  6. Overall, a timeframe of over 3 months to complete routine repairs to a fence and gate was unreasonable. The landlord has failed to evidence the reason for the delay, beyond generally stating that its service had been affected by Brexit and the pandemic. The landlord has not provided copies of internal emails or communications with its contractors to support its explanation.  
  7. The Ombudsman considers that there was service failure in respect of the landlord’s handling of the communal repairs, as it has failed to evidence that the delay was beyond its reasonable control and the resident was not kept updated about the status of the repairs. An award of compensation is therefore appropriate, in recognition of the stress and inconvenience caused to the resident, and the time and trouble taken to pursue her complaint, in line with this Service’s Remedies Guidance.

Complaints handling

  1. Although the landlord provided a comprehensive response to the initial complaint, it did not apologise for its failure to respond to the resident’s query of 25 April 2021, which would have been appropriate as it admitted that this was due to a technical issue.

(Records excerpted from a collection)

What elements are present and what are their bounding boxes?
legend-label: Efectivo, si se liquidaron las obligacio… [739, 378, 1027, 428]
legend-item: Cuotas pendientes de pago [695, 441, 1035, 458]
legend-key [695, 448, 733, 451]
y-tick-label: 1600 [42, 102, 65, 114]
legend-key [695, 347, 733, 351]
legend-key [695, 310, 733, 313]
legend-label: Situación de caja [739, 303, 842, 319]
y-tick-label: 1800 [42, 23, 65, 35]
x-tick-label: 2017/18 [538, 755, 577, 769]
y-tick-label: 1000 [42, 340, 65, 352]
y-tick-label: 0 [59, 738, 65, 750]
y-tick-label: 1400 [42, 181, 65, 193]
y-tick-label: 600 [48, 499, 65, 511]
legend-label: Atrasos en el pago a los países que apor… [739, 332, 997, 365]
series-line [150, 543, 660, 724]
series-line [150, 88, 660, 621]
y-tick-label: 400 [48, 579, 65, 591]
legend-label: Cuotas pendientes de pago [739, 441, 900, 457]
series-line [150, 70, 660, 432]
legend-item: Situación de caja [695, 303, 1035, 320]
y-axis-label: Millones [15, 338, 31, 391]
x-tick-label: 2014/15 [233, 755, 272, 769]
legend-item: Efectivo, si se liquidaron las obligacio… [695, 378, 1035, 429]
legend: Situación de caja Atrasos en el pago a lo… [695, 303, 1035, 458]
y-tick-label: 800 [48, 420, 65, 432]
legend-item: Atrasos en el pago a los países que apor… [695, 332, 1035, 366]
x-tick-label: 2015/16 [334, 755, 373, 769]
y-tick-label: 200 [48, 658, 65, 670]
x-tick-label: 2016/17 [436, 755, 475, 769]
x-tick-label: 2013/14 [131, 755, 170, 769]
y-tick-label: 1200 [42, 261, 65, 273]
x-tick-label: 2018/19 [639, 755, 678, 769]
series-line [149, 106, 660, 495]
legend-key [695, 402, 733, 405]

* _Problems and tasks_
a. Shorten the paragraph of the ombudsman decision that begins "Overall, a timeframe of over 3 months", keeping its main facts.
b. Write what follows in the ombudsman decision, starting after its final sentence.

* _Results of the tasks_
a. Taking more than three months to finish routine repairs to a fence and gate was unreasonable. Beyond a general claim that Brexit and the pandemic had affected its service, the landlord gave no evidence for the delay. It supplied no internal emails or contractor communications to support that claim.

b.
  2. The landlord also failed to provide an adequate response to the resident’s complaint that communal repairs had been outstanding for over a year, that they had been reported previously, and that the landlord had failed to identify these repairs at its regular site visits. There is no evidence that the landlord investigated this aspect of the complaint, despite it being explicitly referred to in the stage 2 escalation request of 25 May 2021. It is not only important to progress the resolution of the issue raised but also to reflect on what went wrong and whether the landlord’s handling of the matter could have been better. This is in line with the Ombudsman’s dispute resolution principle to learn from the outcome of complaints.
  3. The landlord did not follow-up on its offer to arrange a meeting between the resident and the Neighbourhood Team. It also provided inaccurate information about the frequency of inspections, which was not corrected until a second complaint was submitted. The landlord’s commitment to meet with the resident was important, as it formed part of the resolution to the complaint. Its failure to do so and the inaccuracy of the information provided in the response undermined its sincerity and the attempt to repair the relationship with the resident.
  4. The Ombudsman considers that there was service failure in the landlord’s complaints handling, as its investigation into the communal repairs was inadequate, its complaint response inaccurate, and it did not follow through with the resolution offered. An award of compensation to reflect this service failure is therefore appropriate, in line with this Service’s Remedies Guidance.

Determination

  1. In accordance with paragraph 39(h) of the Scheme, the resident’s complaint about the landlord’s administration of her service charge is outside the Ombudsman’s jurisdiction.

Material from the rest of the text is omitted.